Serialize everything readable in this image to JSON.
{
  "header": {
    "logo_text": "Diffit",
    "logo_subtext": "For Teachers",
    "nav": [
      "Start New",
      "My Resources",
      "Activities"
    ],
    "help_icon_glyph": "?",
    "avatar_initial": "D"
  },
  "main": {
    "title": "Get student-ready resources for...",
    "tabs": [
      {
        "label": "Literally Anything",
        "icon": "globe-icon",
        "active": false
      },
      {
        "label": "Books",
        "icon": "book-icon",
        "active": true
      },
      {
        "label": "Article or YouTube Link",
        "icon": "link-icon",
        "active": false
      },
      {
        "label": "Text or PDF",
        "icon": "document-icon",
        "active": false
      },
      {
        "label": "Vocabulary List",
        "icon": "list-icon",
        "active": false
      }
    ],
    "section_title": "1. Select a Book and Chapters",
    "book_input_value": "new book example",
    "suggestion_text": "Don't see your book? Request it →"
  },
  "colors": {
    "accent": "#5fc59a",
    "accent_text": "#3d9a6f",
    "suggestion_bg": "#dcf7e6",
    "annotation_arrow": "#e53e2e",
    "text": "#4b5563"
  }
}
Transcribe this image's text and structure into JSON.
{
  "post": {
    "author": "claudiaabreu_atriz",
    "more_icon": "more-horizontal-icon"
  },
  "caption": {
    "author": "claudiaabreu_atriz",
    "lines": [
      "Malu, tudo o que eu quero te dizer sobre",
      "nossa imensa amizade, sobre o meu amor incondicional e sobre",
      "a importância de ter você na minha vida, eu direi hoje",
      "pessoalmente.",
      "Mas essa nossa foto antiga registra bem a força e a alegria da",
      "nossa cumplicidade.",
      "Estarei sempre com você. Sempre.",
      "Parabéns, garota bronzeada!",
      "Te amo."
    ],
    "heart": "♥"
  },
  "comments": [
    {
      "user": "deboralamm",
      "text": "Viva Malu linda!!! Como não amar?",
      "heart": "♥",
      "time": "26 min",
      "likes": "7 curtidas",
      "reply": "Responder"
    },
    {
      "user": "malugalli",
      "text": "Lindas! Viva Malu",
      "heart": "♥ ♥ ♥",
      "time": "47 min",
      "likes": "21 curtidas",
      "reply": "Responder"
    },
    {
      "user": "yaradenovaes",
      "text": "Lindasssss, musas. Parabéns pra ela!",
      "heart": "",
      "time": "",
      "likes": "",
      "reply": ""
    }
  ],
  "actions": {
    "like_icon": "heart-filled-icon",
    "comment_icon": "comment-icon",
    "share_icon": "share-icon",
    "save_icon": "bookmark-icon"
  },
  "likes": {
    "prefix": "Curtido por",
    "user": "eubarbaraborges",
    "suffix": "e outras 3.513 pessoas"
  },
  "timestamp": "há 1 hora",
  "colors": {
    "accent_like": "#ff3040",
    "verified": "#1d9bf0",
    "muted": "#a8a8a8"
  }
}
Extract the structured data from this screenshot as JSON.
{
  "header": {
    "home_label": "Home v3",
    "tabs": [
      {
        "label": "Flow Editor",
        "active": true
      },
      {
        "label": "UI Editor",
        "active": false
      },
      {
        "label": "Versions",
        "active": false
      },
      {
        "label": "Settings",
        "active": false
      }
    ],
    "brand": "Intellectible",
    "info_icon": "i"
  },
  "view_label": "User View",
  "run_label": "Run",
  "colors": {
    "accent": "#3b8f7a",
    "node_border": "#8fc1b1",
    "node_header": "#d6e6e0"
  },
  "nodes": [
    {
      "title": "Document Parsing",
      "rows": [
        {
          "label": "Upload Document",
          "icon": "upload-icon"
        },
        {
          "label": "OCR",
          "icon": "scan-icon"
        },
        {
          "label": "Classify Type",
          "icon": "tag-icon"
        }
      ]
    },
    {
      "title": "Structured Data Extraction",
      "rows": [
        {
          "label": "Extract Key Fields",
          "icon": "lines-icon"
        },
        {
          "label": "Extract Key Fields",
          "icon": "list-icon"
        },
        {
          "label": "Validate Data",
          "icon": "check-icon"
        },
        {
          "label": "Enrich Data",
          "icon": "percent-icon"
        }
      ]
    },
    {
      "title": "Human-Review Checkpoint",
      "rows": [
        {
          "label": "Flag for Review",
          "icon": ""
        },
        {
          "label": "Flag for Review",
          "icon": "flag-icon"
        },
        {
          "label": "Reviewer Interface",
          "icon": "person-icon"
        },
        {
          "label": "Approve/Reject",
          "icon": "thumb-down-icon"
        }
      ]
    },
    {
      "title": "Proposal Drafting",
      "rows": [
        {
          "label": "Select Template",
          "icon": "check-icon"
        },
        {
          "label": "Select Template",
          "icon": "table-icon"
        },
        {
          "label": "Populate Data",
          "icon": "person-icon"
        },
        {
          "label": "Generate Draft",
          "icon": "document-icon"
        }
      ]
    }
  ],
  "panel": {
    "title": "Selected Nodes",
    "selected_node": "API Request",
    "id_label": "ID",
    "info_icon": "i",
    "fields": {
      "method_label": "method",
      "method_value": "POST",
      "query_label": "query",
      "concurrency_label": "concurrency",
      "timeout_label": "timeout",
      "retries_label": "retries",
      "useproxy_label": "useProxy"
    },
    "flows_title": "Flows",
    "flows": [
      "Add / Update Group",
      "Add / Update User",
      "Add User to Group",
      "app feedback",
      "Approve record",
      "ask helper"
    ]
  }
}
··········
EXERCISE DIRECTIONS: Return every line of the material exactly.

ANSWER TO THE EXERCISE:
Serialize everything readable in this image to JSON.
{
  "header": {
    "logo_text": "Diffit",
    "logo_subtext": "For Teachers",
    "nav": [
      "Start New",
      "My Resources",
      "Activities"
    ],
    "help_icon_glyph": "?",
    "avatar_initial": "D"
  },
  "main": {
    "title": "Get student-ready resources for...",
    "tabs": [
      {
        "label": "Literally Anything",
        "icon": "globe-icon",
        "active": false
      },
      {
        "label": "Books",
        "icon": "book-icon",
        "active": true
      },
      {
        "label": "Article or YouTube Link",
        "icon": "link-icon",
        "active": false
      },
      {
        "label": "Text or PDF",
        "icon": "document-icon",
        "active": false
      },
      {
        "label": "Vocabulary List",
        "icon": "list-icon",
        "active": false
      }
    ],
    "section_title": "1. Select a Book and Chapters",
    "book_input_value": "new book example",
    "suggestion_text": "Don't see your book? Request it →"
  },
  "colors": {
    "accent": "#5fc59a",
    "accent_text": "#3d9a6f",
    "suggestion_bg": "#dcf7e6",
    "annotation_arrow": "#e53e2e",
    "text": "#4b5563"
  }
}
Transcribe this image's text and structure into JSON.
{
  "post": {
    "author": "claudiaabreu_atriz",
    "more_icon": "more-horizontal-icon"
  },
  "caption": {
    "author": "claudiaabreu_atriz",
    "lines": [
      "Malu, tudo o que eu quero te dizer sobre",
      "nossa imensa amizade, sobre o meu amor incondicional e sobre",
      "a importância de ter você na minha vida, eu direi hoje",
      "pessoalmente.",
      "Mas essa nossa foto antiga registra bem a força e a alegria da",
      "nossa cumplicidade.",
      "Estarei sempre com você. Sempre.",
      "Parabéns, garota bronzeada!",
      "Te amo."
    ],
    "heart": "♥"
  },
  "comments": [
    {
      "user": "deboralamm",
      "text": "Viva Malu linda!!! Como não amar?",
      "heart": "♥",
      "time": "26 min",
      "likes": "7 curtidas",
      "reply": "Responder"
    },
    {
      "user": "malugalli",
      "text": "Lindas! Viva Malu",
      "heart": "♥ ♥ ♥",
      "time": "47 min",
      "likes": "21 curtidas",
      "reply": "Responder"
    },
    {
      "user": "yaradenovaes",
      "text": "Lindasssss, musas. Parabéns pra ela!",
      "heart": "",
      "time": "",
      "likes": "",
      "reply": ""
    }
  ],
  "actions": {
    "like_icon": "heart-filled-icon",
    "comment_icon": "comment-icon",
    "share_icon": "share-icon",
    "save_icon": "bookmark-icon"
  },
  "likes": {
    "prefix": "Curtido por",
    "user": "eubarbaraborges",
    "suffix": "e outras 3.513 pessoas"
  },
  "timestamp": "há 1 hora",
  "colors": {
    "accent_like": "#ff3040",
    "verified": "#1d9bf0",
    "muted": "#a8a8a8"
  }
}
Extract the structured data from this screenshot as JSON.
{
  "header": {
    "home_label": "Home v3",
    "tabs": [
      {
        "label": "Flow Editor",
        "active": true
      },
      {
        "label": "UI Editor",
        "active": false
      },
      {
        "label": "Versions",
        "active": false
      },
      {
        "label": "Settings",
        "active": false
      }
    ],
    "brand": "Intellectible",
    "info_icon": "i"
  },
  "view_label": "User View",
  "run_label": "Run",
  "colors": {
    "accent": "#3b8f7a",
    "node_border": "#8fc1b1",
    "node_header": "#d6e6e0"
  },
  "nodes": [
    {
      "title": "Document Parsing",
      "rows": [
        {
          "label": "Upload Document",
          "icon": "upload-icon"
        },
        {
          "label": "OCR",
          "icon": "scan-icon"
        },
        {
          "label": "Classify Type",
          "icon": "tag-icon"
        }
      ]
    },
    {
      "title": "Structured Data Extraction",
      "rows": [
        {
          "label": "Extract Key Fields",
          "icon": "lines-icon"
        },
        {
          "label": "Extract Key Fields",
          "icon": "list-icon"
        },
        {
          "label": "Validate Data",
          "icon": "check-icon"
        },
        {
          "label": "Enrich Data",
          "icon": "percent-icon"
        }
      ]
    },
    {
      "title": "Human-Review Checkpoint",
      "rows": [
        {
          "label": "Flag for Review",
          "icon": ""
        },
        {
          "label": "Flag for Review",
          "icon": "flag-icon"
        },
        {
          "label": "Reviewer Interface",
          "icon": "person-icon"
        },
        {
          "label": "Approve/Reject",
          "icon": "thumb-down-icon"
        }
      ]
    },
    {
      "title": "Proposal Drafting",
      "rows": [
        {
          "label": "Select Template",
          "icon": "check-icon"
        },
        {
          "label": "Select Template",
          "icon": "table-icon"
        },
        {
          "label": "Populate Data",
          "icon": "person-icon"
        },
        {
          "label": "Generate Draft",
          "icon": "document-icon"
        }
      ]
    }
  ],
  "panel": {
    "title": "Selected Nodes",
    "selected_node": "API Request",
    "id_label": "ID",
    "info_icon": "i",
    "fields": {
      "method_label": "method",
      "method_value": "POST",
      "query_label": "query",
      "concurrency_label": "concurrency",
      "timeout_label": "timeout",
      "retries_label": "retries",
      "useproxy_label": "useProxy"
    },
    "flows_title": "Flows",
    "flows": [
      "Add / Update Group",
      "Add / Update User",
      "Add User to Group",
      "app feedback",
      "Approve record",
      "ask helper"
    ]
  }
}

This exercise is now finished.